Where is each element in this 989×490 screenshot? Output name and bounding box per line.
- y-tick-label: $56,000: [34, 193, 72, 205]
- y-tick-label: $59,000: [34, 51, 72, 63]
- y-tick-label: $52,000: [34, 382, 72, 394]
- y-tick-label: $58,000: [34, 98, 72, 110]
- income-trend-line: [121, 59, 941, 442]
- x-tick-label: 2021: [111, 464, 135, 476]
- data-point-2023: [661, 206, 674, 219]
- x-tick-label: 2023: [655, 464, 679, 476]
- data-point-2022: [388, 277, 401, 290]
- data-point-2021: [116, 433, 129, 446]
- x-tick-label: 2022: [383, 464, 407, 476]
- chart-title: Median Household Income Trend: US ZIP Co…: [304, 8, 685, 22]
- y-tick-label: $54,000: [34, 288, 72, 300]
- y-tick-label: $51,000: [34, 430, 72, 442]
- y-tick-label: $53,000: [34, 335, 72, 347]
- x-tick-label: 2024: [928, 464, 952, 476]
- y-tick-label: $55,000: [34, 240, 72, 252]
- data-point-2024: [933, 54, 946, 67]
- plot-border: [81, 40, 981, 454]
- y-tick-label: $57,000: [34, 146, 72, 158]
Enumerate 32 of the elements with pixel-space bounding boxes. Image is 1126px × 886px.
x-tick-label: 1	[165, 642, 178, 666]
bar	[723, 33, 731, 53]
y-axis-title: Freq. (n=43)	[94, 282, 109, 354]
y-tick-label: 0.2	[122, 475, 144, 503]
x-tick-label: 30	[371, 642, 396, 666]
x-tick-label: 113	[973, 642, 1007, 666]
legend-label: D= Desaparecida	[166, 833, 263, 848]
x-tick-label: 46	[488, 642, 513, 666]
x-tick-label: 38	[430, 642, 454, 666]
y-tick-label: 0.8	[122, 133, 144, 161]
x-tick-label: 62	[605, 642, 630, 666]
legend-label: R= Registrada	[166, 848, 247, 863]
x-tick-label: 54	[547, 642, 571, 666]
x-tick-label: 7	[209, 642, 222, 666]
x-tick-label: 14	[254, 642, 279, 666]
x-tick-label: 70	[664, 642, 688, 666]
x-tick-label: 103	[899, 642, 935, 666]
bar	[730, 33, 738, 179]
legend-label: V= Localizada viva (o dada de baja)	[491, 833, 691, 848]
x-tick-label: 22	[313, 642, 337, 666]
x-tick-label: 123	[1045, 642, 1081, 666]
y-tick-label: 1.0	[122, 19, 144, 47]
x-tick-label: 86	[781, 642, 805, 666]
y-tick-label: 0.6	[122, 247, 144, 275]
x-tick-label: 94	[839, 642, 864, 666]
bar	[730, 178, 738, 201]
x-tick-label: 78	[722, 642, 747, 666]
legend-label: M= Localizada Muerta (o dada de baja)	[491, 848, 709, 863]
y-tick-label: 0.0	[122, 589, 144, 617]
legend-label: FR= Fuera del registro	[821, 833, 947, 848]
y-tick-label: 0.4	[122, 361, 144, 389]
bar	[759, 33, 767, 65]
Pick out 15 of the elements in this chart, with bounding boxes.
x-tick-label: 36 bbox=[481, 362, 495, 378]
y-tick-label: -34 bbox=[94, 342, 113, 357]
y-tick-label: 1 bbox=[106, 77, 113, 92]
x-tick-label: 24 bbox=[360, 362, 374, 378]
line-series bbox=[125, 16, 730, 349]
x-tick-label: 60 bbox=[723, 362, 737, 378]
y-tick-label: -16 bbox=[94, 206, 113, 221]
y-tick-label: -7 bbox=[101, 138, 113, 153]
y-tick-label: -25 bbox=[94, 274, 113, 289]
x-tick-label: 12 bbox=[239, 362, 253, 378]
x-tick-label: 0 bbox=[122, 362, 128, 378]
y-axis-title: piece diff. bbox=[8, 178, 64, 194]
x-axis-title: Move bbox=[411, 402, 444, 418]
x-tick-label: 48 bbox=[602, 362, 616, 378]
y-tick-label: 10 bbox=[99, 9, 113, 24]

• [Given request]
Copy every entry above line for line, with no changes.

• [Expected output]
Where is each element in this 989×490 screenshot? Output name and bounding box per line.
- y-tick-label: $56,000: [34, 193, 72, 205]
- y-tick-label: $59,000: [34, 51, 72, 63]
- y-tick-label: $52,000: [34, 382, 72, 394]
- y-tick-label: $58,000: [34, 98, 72, 110]
- income-trend-line: [121, 59, 941, 442]
- x-tick-label: 2021: [111, 464, 135, 476]
- data-point-2023: [661, 206, 674, 219]
- x-tick-label: 2023: [655, 464, 679, 476]
- data-point-2022: [388, 277, 401, 290]
- data-point-2021: [116, 433, 129, 446]
- x-tick-label: 2022: [383, 464, 407, 476]
- chart-title: Median Household Income Trend: US ZIP Co…: [304, 8, 685, 22]
- y-tick-label: $54,000: [34, 288, 72, 300]
- y-tick-label: $51,000: [34, 430, 72, 442]
- y-tick-label: $53,000: [34, 335, 72, 347]
- x-tick-label: 2024: [928, 464, 952, 476]
- y-tick-label: $55,000: [34, 240, 72, 252]
- data-point-2024: [933, 54, 946, 67]
- plot-border: [81, 40, 981, 454]
- y-tick-label: $57,000: [34, 146, 72, 158]
Enumerate 32 of the elements with pixel-space bounding boxes. Image is 1126px × 886px.
x-tick-label: 1	[165, 642, 178, 666]
bar	[723, 33, 731, 53]
y-axis-title: Freq. (n=43)	[94, 282, 109, 354]
y-tick-label: 0.2	[122, 475, 144, 503]
x-tick-label: 30	[371, 642, 396, 666]
x-tick-label: 113	[973, 642, 1007, 666]
legend-label: D= Desaparecida	[166, 833, 263, 848]
x-tick-label: 46	[488, 642, 513, 666]
x-tick-label: 38	[430, 642, 454, 666]
y-tick-label: 0.8	[122, 133, 144, 161]
x-tick-label: 62	[605, 642, 630, 666]
legend-label: R= Registrada	[166, 848, 247, 863]
x-tick-label: 54	[547, 642, 571, 666]
x-tick-label: 7	[209, 642, 222, 666]
x-tick-label: 14	[254, 642, 279, 666]
x-tick-label: 70	[664, 642, 688, 666]
x-tick-label: 103	[899, 642, 935, 666]
bar	[730, 33, 738, 179]
legend-label: V= Localizada viva (o dada de baja)	[491, 833, 691, 848]
x-tick-label: 22	[313, 642, 337, 666]
x-tick-label: 123	[1045, 642, 1081, 666]
y-tick-label: 1.0	[122, 19, 144, 47]
x-tick-label: 86	[781, 642, 805, 666]
y-tick-label: 0.6	[122, 247, 144, 275]
x-tick-label: 94	[839, 642, 864, 666]
bar	[730, 178, 738, 201]
x-tick-label: 78	[722, 642, 747, 666]
legend-label: M= Localizada Muerta (o dada de baja)	[491, 848, 709, 863]
y-tick-label: 0.0	[122, 589, 144, 617]
legend-label: FR= Fuera del registro	[821, 833, 947, 848]
y-tick-label: 0.4	[122, 361, 144, 389]
bar	[759, 33, 767, 65]
Pick out 15 of the elements in this chart, with bounding boxes.
x-tick-label: 36 bbox=[481, 362, 495, 378]
y-tick-label: -34 bbox=[94, 342, 113, 357]
y-tick-label: 1 bbox=[106, 77, 113, 92]
x-tick-label: 24 bbox=[360, 362, 374, 378]
line-series bbox=[125, 16, 730, 349]
x-tick-label: 60 bbox=[723, 362, 737, 378]
y-tick-label: -16 bbox=[94, 206, 113, 221]
y-tick-label: -7 bbox=[101, 138, 113, 153]
y-tick-label: -25 bbox=[94, 274, 113, 289]
x-tick-label: 12 bbox=[239, 362, 253, 378]
x-tick-label: 0 bbox=[122, 362, 128, 378]
y-axis-title: piece diff. bbox=[8, 178, 64, 194]
x-axis-title: Move bbox=[411, 402, 444, 418]
x-tick-label: 48 bbox=[602, 362, 616, 378]
y-tick-label: 10 bbox=[99, 9, 113, 24]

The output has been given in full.